To do:
Filter this data down to the lines that hold "people", and copy them.

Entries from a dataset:
------------------------------------------------

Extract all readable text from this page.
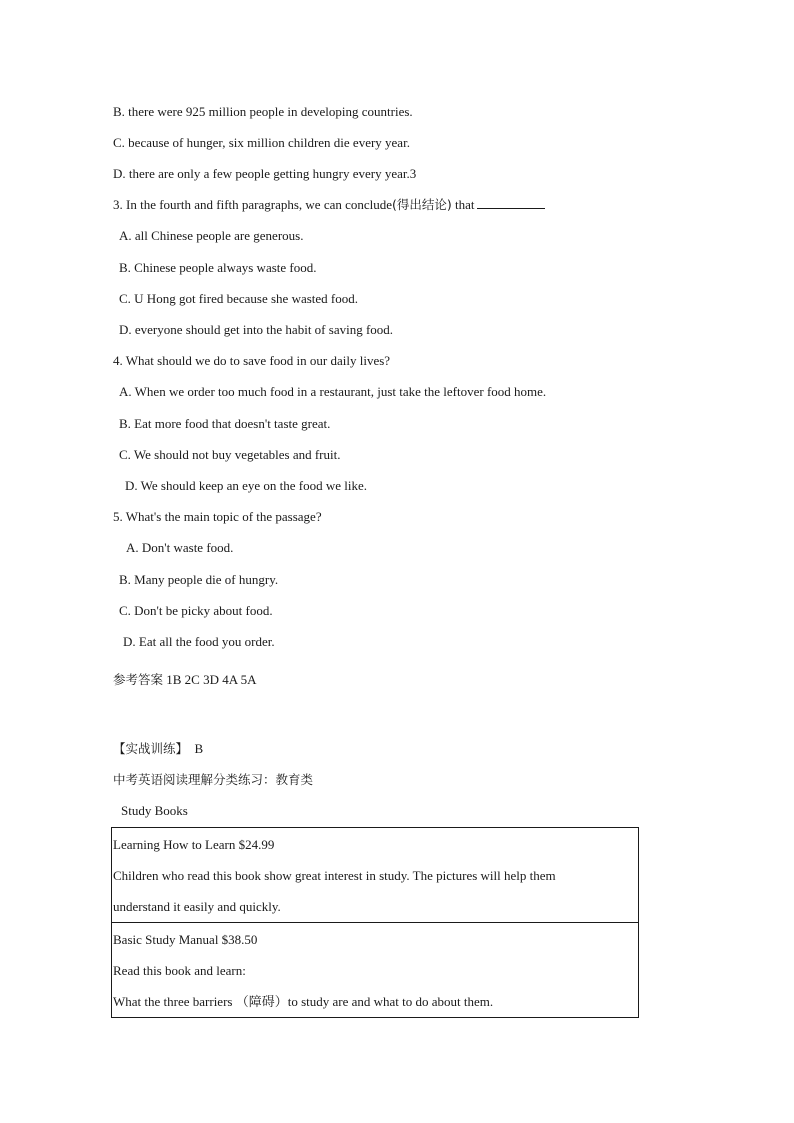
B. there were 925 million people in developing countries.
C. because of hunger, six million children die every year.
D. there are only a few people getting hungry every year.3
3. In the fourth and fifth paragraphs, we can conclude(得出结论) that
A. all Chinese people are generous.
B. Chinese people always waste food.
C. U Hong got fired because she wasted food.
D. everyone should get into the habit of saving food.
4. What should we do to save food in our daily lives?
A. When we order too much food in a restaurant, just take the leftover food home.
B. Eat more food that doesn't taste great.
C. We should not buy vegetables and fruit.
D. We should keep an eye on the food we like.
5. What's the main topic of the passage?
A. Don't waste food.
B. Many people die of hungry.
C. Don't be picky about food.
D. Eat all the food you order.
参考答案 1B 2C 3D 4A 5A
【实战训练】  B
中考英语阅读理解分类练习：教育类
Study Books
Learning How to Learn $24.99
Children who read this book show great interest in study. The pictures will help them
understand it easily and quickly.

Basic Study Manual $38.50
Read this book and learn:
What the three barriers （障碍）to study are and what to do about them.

------------------------------------------------

Result of this task:
B. there were 925 million people in developing countries.
D. there are only a few people getting hungry every year.3
A. all Chinese people are generous.
B. Chinese people always waste food.
B. Many people die of hungry.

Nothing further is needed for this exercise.